YOUR GOAL
With the pictures left out, copy the listing below exactly.

Records that describe figures
## BEGIN

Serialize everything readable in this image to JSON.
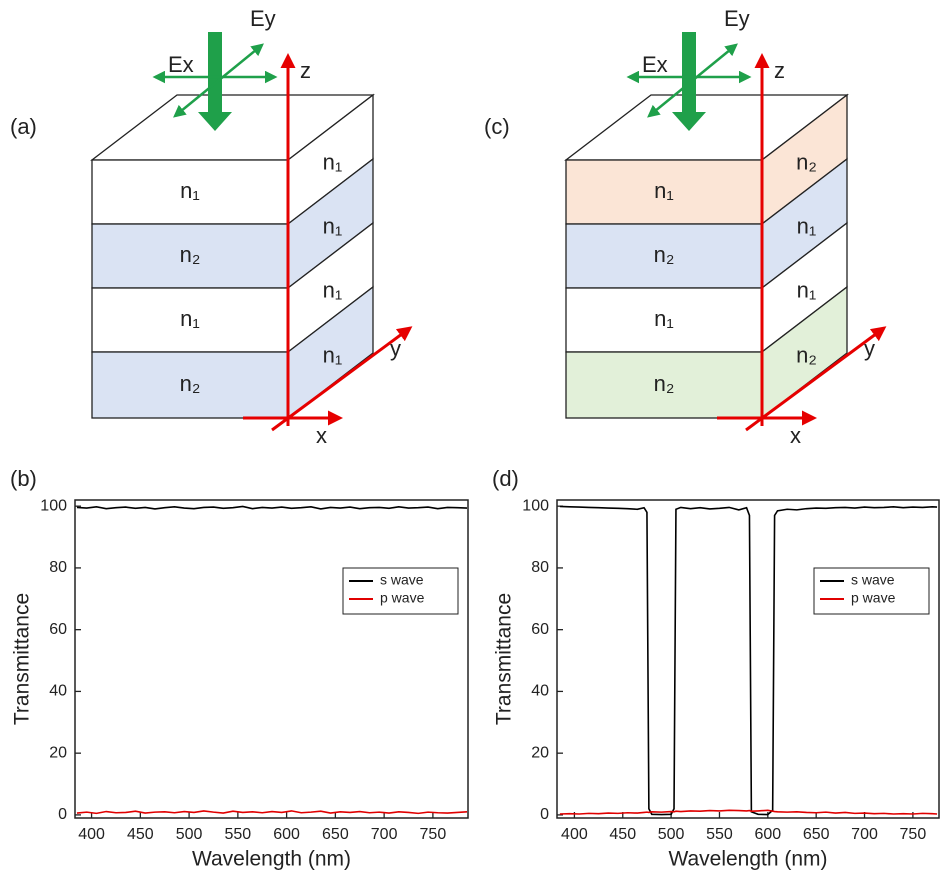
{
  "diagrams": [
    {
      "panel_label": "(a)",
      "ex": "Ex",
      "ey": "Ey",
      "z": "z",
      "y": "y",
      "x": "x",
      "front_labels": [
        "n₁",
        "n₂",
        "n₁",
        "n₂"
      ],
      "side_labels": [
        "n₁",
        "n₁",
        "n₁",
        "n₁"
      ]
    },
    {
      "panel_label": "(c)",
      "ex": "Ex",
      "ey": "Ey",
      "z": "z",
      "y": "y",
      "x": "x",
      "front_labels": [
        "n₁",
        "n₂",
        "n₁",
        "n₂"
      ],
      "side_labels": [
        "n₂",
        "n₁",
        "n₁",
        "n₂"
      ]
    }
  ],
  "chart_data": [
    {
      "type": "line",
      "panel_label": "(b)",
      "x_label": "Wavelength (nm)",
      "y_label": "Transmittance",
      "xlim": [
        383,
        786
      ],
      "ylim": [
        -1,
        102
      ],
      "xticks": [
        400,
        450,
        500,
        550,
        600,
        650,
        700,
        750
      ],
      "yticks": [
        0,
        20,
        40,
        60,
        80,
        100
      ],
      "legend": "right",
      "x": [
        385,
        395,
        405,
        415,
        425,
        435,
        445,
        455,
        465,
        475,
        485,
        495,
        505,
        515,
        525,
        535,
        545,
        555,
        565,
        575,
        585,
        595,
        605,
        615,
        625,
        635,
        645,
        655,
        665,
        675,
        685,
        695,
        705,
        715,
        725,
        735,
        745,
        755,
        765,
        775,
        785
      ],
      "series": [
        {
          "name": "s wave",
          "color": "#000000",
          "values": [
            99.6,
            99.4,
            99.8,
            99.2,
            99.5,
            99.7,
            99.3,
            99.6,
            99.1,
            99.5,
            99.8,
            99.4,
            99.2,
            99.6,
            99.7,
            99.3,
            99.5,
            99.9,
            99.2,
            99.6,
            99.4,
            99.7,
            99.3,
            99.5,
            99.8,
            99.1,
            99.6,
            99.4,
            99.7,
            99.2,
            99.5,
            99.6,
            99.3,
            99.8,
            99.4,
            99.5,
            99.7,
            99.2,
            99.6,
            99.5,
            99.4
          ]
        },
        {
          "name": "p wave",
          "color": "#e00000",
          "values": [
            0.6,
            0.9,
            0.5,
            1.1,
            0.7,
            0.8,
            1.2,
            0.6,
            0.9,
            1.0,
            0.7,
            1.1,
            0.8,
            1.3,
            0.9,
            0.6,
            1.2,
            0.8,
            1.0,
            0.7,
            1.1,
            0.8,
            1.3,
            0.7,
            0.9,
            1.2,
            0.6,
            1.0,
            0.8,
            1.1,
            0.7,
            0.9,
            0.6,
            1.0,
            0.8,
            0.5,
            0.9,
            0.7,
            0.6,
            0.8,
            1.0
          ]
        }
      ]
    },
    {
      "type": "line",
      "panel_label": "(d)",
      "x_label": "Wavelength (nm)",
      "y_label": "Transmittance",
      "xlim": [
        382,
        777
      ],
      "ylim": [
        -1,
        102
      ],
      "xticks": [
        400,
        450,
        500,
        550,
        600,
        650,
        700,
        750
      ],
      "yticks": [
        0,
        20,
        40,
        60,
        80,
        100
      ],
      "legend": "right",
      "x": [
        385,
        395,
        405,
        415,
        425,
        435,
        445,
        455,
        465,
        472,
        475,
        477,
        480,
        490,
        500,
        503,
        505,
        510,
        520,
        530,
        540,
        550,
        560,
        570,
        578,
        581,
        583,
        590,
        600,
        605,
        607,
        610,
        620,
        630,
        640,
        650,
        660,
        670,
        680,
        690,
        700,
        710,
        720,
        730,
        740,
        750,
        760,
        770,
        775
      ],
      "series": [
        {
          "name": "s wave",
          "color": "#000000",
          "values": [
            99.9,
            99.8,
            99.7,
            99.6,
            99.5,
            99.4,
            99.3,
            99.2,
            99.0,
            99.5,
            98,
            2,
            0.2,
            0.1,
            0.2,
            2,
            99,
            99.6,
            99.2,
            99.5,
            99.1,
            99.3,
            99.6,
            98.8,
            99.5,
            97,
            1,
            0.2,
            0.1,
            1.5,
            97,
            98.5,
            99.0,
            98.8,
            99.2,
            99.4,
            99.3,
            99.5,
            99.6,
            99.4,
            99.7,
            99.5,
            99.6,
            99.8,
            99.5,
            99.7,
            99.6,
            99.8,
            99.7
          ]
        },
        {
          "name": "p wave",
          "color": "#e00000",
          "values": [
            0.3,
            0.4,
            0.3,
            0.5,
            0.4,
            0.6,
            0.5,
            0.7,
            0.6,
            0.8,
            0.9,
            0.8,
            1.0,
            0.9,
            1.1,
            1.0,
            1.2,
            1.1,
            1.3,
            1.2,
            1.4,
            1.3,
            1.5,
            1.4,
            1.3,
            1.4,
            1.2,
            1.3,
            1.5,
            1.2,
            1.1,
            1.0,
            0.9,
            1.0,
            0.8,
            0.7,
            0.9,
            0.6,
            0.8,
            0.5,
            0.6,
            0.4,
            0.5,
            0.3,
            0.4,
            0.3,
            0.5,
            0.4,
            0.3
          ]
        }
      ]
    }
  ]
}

## END

REPLY
Serialize everything readable in this image to JSON.
{
  "diagrams": [
    {
      "panel_label": "(a)",
      "ex": "Ex",
      "ey": "Ey",
      "z": "z",
      "y": "y",
      "x": "x",
      "front_labels": [
        "n₁",
        "n₂",
        "n₁",
        "n₂"
      ],
      "side_labels": [
        "n₁",
        "n₁",
        "n₁",
        "n₁"
      ]
    },
    {
      "panel_label": "(c)",
      "ex": "Ex",
      "ey": "Ey",
      "z": "z",
      "y": "y",
      "x": "x",
      "front_labels": [
        "n₁",
        "n₂",
        "n₁",
        "n₂"
      ],
      "side_labels": [
        "n₂",
        "n₁",
        "n₁",
        "n₂"
      ]
    }
  ],
  "chart_data": [
    {
      "type": "line",
      "panel_label": "(b)",
      "x_label": "Wavelength (nm)",
      "y_label": "Transmittance",
      "xlim": [
        383,
        786
      ],
      "ylim": [
        -1,
        102
      ],
      "xticks": [
        400,
        450,
        500,
        550,
        600,
        650,
        700,
        750
      ],
      "yticks": [
        0,
        20,
        40,
        60,
        80,
        100
      ],
      "legend": "right",
      "x": [
        385,
        395,
        405,
        415,
        425,
        435,
        445,
        455,
        465,
        475,
        485,
        495,
        505,
        515,
        525,
        535,
        545,
        555,
        565,
        575,
        585,
        595,
        605,
        615,
        625,
        635,
        645,
        655,
        665,
        675,
        685,
        695,
        705,
        715,
        725,
        735,
        745,
        755,
        765,
        775,
        785
      ],
      "series": [
        {
          "name": "s wave",
          "color": "#000000",
          "values": [
            99.6,
            99.4,
            99.8,
            99.2,
            99.5,
            99.7,
            99.3,
            99.6,
            99.1,
            99.5,
            99.8,
            99.4,
            99.2,
            99.6,
            99.7,
            99.3,
            99.5,
            99.9,
            99.2,
            99.6,
            99.4,
            99.7,
            99.3,
            99.5,
            99.8,
            99.1,
            99.6,
            99.4,
            99.7,
            99.2,
            99.5,
            99.6,
            99.3,
            99.8,
            99.4,
            99.5,
            99.7,
            99.2,
            99.6,
            99.5,
            99.4
          ]
        },
        {
          "name": "p wave",
          "color": "#e00000",
          "values": [
            0.6,
            0.9,
            0.5,
            1.1,
            0.7,
            0.8,
            1.2,
            0.6,
            0.9,
            1.0,
            0.7,
            1.1,
            0.8,
            1.3,
            0.9,
            0.6,
            1.2,
            0.8,
            1.0,
            0.7,
            1.1,
            0.8,
            1.3,
            0.7,
            0.9,
            1.2,
            0.6,
            1.0,
            0.8,
            1.1,
            0.7,
            0.9,
            0.6,
            1.0,
            0.8,
            0.5,
            0.9,
            0.7,
            0.6,
            0.8,
            1.0
          ]
        }
      ]
    },
    {
      "type": "line",
      "panel_label": "(d)",
      "x_label": "Wavelength (nm)",
      "y_label": "Transmittance",
      "xlim": [
        382,
        777
      ],
      "ylim": [
        -1,
        102
      ],
      "xticks": [
        400,
        450,
        500,
        550,
        600,
        650,
        700,
        750
      ],
      "yticks": [
        0,
        20,
        40,
        60,
        80,
        100
      ],
      "legend": "right",
      "x": [
        385,
        395,
        405,
        415,
        425,
        435,
        445,
        455,
        465,
        472,
        475,
        477,
        480,
        490,
        500,
        503,
        505,
        510,
        520,
        530,
        540,
        550,
        560,
        570,
        578,
        581,
        583,
        590,
        600,
        605,
        607,
        610,
        620,
        630,
        640,
        650,
        660,
        670,
        680,
        690,
        700,
        710,
        720,
        730,
        740,
        750,
        760,
        770,
        775
      ],
      "series": [
        {
          "name": "s wave",
          "color": "#000000",
          "values": [
            99.9,
            99.8,
            99.7,
            99.6,
            99.5,
            99.4,
            99.3,
            99.2,
            99.0,
            99.5,
            98,
            2,
            0.2,
            0.1,
            0.2,
            2,
            99,
            99.6,
            99.2,
            99.5,
            99.1,
            99.3,
            99.6,
            98.8,
            99.5,
            97,
            1,
            0.2,
            0.1,
            1.5,
            97,
            98.5,
            99.0,
            98.8,
            99.2,
            99.4,
            99.3,
            99.5,
            99.6,
            99.4,
            99.7,
            99.5,
            99.6,
            99.8,
            99.5,
            99.7,
            99.6,
            99.8,
            99.7
          ]
        },
        {
          "name": "p wave",
          "color": "#e00000",
          "values": [
            0.3,
            0.4,
            0.3,
            0.5,
            0.4,
            0.6,
            0.5,
            0.7,
            0.6,
            0.8,
            0.9,
            0.8,
            1.0,
            0.9,
            1.1,
            1.0,
            1.2,
            1.1,
            1.3,
            1.2,
            1.4,
            1.3,
            1.5,
            1.4,
            1.3,
            1.4,
            1.2,
            1.3,
            1.5,
            1.2,
            1.1,
            1.0,
            0.9,
            1.0,
            0.8,
            0.7,
            0.9,
            0.6,
            0.8,
            0.5,
            0.6,
            0.4,
            0.5,
            0.3,
            0.4,
            0.3,
            0.5,
            0.4,
            0.3
          ]
        }
      ]
    }
  ]
}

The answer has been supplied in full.